▶ **What this exercise asks**
A. In the personal essay about pain and loss, how long had the writer's sciatic nerve pain been gone before it came back?
B. Carry on the personal essay about pain and loss, starting right after its final sentence.

▶ **Exercise passage**
┌────────

I’m on muscle relaxers today for my sciatic nerve pain, which has come roaring back after taking a four-year hiatus. Intense pain makes a person lose their sense of humor, quickly. This physical pain seems to be an appropriate crescendo to the tragedies I’ve witnessed this past month to people around me. It’s as if their collective emotional pain has settled in my left leg as a reminder.
From my college friend’s sudden loss of her 16-year-old son, to my father’s brother who died a week ago, to my confidante and neighbor who has pancreatic cancer and may be dead by this summer, it seems like death is all around me lately.
And my own physical pain lingers with me all day, making me feel much older than I am.
Since I was raised in the church, I think about the story of Job in the Bible about human suffering, but the Job story isn’t helping me today, nor is the popular AA mantra “this too shall pass,” or the Buddhist notion of radical acceptance.

└────────

▶ **The data**
┌────────

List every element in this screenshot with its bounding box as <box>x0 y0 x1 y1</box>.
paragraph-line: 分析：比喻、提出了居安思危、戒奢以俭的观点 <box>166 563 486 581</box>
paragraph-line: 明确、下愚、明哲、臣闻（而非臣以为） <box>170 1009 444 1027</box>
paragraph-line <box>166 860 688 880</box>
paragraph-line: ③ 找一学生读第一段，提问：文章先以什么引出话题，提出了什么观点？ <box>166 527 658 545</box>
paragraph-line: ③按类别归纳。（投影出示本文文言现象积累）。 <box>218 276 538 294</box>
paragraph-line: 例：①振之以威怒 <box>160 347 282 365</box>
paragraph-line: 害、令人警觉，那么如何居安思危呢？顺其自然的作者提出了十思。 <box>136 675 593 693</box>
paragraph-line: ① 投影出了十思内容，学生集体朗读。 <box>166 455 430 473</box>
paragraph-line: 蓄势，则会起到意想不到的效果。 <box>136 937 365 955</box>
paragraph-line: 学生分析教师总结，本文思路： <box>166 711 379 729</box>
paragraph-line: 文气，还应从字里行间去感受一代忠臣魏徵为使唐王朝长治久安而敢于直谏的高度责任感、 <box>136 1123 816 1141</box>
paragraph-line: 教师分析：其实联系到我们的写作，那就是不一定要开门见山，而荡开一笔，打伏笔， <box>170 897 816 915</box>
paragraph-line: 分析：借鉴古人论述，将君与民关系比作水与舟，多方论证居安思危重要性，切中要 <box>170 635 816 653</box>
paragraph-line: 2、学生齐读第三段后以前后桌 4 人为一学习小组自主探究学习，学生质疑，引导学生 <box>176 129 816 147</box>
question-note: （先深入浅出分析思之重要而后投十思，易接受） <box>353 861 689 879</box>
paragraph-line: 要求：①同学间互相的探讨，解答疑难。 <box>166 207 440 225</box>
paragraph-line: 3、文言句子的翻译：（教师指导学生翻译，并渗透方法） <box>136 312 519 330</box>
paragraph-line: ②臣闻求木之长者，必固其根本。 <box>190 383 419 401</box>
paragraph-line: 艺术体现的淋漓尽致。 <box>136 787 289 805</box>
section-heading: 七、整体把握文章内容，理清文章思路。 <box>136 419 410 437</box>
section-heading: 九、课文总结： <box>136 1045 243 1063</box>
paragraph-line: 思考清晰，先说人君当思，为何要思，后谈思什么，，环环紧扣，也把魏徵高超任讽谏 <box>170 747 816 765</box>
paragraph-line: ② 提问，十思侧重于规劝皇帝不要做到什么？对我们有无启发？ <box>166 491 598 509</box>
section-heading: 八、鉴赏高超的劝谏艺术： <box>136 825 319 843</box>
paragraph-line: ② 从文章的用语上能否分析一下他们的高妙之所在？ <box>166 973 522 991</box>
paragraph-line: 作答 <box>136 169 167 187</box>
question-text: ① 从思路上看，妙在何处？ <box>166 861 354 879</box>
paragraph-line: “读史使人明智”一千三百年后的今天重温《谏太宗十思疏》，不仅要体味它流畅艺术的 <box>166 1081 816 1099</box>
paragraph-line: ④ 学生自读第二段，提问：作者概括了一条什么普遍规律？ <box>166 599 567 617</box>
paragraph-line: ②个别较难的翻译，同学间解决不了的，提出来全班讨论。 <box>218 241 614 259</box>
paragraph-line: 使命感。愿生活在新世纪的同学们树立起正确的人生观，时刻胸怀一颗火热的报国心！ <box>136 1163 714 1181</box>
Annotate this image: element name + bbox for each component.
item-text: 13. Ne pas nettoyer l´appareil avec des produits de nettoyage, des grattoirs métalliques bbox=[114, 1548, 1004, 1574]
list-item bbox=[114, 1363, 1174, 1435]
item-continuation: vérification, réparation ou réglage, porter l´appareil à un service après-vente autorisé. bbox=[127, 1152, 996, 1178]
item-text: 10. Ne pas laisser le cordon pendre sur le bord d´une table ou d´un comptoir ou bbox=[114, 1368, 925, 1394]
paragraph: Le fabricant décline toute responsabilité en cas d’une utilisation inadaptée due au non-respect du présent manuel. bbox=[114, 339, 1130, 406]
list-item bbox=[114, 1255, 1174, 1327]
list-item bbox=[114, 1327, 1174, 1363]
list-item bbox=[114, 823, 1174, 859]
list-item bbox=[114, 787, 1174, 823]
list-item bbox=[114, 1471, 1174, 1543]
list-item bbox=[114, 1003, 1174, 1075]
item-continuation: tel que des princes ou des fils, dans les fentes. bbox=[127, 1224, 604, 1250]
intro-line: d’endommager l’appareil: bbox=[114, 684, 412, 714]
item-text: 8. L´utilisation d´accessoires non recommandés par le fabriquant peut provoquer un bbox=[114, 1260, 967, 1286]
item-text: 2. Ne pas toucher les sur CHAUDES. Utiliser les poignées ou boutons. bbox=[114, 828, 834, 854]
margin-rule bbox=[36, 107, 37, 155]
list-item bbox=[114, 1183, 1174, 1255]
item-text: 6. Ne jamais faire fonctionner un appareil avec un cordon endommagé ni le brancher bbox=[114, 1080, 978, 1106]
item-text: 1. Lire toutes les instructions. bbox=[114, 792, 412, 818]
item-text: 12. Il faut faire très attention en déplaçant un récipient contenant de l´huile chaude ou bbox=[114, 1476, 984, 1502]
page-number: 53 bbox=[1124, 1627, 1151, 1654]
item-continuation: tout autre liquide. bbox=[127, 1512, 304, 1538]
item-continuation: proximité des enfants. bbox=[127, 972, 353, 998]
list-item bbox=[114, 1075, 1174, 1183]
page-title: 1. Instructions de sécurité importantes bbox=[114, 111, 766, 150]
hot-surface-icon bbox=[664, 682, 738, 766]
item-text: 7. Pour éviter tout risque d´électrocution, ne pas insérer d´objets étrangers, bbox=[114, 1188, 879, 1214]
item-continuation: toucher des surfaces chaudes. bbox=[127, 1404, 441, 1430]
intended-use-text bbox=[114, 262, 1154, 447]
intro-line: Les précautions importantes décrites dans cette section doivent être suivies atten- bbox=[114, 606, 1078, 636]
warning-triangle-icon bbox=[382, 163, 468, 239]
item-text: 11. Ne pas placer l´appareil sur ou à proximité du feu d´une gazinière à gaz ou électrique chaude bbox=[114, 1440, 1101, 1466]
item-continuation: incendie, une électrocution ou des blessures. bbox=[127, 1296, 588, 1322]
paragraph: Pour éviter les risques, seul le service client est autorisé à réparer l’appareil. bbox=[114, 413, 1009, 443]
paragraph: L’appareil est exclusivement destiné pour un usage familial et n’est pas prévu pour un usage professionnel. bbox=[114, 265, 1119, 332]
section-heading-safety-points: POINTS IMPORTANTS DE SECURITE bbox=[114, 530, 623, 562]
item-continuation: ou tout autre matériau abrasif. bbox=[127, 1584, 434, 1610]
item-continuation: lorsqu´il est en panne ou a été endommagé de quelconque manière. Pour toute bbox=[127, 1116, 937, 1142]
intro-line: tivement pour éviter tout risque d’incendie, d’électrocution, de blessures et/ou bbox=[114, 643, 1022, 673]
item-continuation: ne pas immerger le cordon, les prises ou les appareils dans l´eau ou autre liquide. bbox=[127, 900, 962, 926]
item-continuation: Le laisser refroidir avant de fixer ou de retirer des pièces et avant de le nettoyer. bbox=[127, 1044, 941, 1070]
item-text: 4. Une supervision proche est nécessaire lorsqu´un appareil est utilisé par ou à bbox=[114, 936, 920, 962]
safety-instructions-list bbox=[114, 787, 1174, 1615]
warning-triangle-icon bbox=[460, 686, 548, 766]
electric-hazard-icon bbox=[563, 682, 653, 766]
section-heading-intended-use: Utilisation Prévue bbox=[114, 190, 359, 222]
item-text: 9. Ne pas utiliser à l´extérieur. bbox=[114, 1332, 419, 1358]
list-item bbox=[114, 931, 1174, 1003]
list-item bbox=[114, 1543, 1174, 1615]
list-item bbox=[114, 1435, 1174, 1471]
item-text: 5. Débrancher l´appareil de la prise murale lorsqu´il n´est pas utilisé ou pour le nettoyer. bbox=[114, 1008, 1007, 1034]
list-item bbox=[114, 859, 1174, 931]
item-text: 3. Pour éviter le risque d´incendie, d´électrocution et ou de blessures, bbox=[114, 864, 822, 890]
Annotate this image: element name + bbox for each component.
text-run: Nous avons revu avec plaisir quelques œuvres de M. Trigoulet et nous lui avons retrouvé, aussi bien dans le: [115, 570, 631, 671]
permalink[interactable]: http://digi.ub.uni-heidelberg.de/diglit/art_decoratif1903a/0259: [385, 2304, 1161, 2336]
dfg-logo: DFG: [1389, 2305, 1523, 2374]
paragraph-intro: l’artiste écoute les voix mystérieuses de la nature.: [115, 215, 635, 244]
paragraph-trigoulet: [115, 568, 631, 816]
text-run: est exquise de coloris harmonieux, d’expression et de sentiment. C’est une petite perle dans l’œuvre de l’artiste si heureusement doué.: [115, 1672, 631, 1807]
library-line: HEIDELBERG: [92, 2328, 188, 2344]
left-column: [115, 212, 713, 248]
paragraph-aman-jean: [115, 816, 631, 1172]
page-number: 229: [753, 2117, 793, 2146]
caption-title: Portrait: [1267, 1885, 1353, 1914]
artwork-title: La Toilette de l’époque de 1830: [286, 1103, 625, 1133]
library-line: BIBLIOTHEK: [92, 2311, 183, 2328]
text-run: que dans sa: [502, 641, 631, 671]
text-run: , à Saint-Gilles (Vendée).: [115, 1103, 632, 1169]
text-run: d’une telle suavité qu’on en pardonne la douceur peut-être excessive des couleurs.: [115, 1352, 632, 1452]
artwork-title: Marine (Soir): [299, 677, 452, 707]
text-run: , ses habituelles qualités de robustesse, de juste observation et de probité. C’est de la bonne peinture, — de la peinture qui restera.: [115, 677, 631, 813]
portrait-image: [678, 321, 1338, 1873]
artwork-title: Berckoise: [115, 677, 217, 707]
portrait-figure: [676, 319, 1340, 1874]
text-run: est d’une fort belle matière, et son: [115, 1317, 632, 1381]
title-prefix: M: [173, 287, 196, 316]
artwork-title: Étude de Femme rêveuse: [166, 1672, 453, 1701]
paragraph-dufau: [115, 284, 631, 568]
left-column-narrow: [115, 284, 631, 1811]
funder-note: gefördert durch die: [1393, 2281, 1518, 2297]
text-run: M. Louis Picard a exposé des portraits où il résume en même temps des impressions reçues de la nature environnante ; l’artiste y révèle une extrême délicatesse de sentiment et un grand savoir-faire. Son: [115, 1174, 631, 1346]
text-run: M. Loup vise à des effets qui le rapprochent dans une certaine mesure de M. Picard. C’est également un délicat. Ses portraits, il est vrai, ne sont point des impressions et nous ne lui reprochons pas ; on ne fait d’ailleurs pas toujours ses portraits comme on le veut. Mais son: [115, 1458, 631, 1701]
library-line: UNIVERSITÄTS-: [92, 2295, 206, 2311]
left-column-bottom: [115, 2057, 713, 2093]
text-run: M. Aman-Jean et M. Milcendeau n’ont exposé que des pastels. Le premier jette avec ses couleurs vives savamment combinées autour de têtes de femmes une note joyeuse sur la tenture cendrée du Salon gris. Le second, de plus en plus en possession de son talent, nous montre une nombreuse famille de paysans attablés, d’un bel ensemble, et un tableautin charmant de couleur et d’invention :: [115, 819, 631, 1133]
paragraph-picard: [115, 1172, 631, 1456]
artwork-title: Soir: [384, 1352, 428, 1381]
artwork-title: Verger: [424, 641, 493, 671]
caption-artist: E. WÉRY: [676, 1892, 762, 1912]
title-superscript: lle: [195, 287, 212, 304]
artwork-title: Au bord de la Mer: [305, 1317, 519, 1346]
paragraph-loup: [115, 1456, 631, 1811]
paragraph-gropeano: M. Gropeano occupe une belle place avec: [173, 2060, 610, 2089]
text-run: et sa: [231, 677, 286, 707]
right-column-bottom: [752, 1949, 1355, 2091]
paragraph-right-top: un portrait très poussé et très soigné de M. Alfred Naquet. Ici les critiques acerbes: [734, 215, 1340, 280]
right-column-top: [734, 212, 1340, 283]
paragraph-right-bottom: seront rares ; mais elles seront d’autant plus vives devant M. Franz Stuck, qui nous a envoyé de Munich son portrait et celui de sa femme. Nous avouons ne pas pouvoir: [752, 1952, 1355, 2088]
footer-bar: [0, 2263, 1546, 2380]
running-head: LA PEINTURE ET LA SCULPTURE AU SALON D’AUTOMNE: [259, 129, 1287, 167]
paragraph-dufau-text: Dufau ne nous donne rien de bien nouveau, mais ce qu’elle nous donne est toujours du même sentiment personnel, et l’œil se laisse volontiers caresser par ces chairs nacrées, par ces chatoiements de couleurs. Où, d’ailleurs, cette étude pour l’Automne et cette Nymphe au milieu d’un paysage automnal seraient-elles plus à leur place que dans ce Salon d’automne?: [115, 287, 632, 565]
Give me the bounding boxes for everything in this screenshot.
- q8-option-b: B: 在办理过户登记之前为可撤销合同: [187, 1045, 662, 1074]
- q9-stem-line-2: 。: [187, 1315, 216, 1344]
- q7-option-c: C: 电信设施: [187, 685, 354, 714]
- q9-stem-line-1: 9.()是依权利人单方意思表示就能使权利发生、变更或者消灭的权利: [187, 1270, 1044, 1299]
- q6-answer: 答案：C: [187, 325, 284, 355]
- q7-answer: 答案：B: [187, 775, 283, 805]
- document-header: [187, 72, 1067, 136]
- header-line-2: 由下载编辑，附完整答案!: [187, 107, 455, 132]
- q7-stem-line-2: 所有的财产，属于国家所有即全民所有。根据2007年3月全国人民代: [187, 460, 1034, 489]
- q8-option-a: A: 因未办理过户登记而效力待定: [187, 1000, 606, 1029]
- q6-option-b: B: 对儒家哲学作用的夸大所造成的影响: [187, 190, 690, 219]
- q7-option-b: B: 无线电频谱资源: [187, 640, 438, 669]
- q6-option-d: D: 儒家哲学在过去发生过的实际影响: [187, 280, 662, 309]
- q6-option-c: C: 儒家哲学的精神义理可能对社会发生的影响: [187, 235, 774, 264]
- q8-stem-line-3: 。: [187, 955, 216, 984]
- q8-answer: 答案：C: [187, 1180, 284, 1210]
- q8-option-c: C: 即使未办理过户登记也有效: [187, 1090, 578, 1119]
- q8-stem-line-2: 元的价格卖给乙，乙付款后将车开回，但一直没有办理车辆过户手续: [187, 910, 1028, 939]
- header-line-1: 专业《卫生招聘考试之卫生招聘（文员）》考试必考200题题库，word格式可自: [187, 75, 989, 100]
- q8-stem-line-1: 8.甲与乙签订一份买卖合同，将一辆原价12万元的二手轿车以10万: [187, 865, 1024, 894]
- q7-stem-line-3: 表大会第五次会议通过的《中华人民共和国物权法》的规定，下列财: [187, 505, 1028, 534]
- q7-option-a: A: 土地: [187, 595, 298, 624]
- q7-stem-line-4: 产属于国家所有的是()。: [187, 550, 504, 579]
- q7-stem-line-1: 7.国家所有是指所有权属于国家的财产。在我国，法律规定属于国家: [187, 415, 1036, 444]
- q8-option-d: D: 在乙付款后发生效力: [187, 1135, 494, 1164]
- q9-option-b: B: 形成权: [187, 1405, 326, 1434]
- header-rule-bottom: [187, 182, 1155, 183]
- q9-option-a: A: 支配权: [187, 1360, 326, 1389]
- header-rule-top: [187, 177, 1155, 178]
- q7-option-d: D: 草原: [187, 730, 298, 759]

└────────

▶ **Task answers**
A. Four years.

B.
Nothing is helping me today, and it’s difficult right now to appreciate the tulip bulbs popping up in the front yard, or my giggling daughter while I curled her hair for the first time tonight, or the glorious sunrise over the Smoky Mountains yesterday, or the hot, steaming coffee I drank as I lay in bed this morning.
My favorite line in Alice Walker’s The Color Purple is “I think it pisses God off when you walk by the color purple in a field and don’t notice it.”
But, must we always notice the beauty? Must we always look on the bright side? Is it okay to just feel sad for a bit?
Because, today, people all around me are hurting, and my good friend is rapidly dying, and I’m not thinking of pretty flowers.